◆ **To be done**
Send back the records in full, character for character.

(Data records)
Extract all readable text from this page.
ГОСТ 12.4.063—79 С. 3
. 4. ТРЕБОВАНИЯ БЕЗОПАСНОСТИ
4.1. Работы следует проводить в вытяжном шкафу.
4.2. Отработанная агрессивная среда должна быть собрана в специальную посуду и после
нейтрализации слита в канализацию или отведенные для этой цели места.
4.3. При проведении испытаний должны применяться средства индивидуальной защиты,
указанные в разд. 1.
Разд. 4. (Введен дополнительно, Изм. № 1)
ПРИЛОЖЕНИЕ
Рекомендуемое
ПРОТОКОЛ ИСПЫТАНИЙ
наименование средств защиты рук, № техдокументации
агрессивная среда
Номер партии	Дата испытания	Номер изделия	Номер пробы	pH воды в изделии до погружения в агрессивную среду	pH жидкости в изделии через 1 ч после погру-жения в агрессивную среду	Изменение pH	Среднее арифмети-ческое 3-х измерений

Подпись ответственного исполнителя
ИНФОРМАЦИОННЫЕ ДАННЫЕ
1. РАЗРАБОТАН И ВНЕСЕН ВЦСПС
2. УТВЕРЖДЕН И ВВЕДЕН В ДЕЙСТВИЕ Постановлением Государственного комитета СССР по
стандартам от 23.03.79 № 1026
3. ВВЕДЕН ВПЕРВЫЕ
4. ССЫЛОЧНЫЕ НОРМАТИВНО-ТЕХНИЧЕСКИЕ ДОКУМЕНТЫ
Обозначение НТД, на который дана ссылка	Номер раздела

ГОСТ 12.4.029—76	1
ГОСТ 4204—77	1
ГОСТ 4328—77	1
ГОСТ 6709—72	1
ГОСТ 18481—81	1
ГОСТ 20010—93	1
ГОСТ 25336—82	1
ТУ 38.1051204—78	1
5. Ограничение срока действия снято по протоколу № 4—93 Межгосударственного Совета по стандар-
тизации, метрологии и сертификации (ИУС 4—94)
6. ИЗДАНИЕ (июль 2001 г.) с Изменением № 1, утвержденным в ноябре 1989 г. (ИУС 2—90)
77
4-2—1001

◆ **Problem solution**
Extract all readable text from this page.
ГОСТ 12.4.063—79 С. 3
. 4. ТРЕБОВАНИЯ БЕЗОПАСНОСТИ
4.1. Работы следует проводить в вытяжном шкафу.
4.2. Отработанная агрессивная среда должна быть собрана в специальную посуду и после
нейтрализации слита в канализацию или отведенные для этой цели места.
4.3. При проведении испытаний должны применяться средства индивидуальной защиты,
указанные в разд. 1.
Разд. 4. (Введен дополнительно, Изм. № 1)
ПРИЛОЖЕНИЕ
Рекомендуемое
ПРОТОКОЛ ИСПЫТАНИЙ
наименование средств защиты рук, № техдокументации
агрессивная среда
Номер партии	Дата испытания	Номер изделия	Номер пробы	pH воды в изделии до погружения в агрессивную среду	pH жидкости в изделии через 1 ч после погру-жения в агрессивную среду	Изменение pH	Среднее арифмети-ческое 3-х измерений

Подпись ответственного исполнителя
ИНФОРМАЦИОННЫЕ ДАННЫЕ
1. РАЗРАБОТАН И ВНЕСЕН ВЦСПС
2. УТВЕРЖДЕН И ВВЕДЕН В ДЕЙСТВИЕ Постановлением Государственного комитета СССР по
стандартам от 23.03.79 № 1026
3. ВВЕДЕН ВПЕРВЫЕ
4. ССЫЛОЧНЫЕ НОРМАТИВНО-ТЕХНИЧЕСКИЕ ДОКУМЕНТЫ
Обозначение НТД, на который дана ссылка	Номер раздела

ГОСТ 12.4.029—76	1
ГОСТ 4204—77	1
ГОСТ 4328—77	1
ГОСТ 6709—72	1
ГОСТ 18481—81	1
ГОСТ 20010—93	1
ГОСТ 25336—82	1
ТУ 38.1051204—78	1
5. Ограничение срока действия снято по протоколу № 4—93 Межгосударственного Совета по стандар-
тизации, метрологии и сертификации (ИУС 4—94)
6. ИЗДАНИЕ (июль 2001 г.) с Изменением № 1, утвержденным в ноябре 1989 г. (ИУС 2—90)
77
4-2—1001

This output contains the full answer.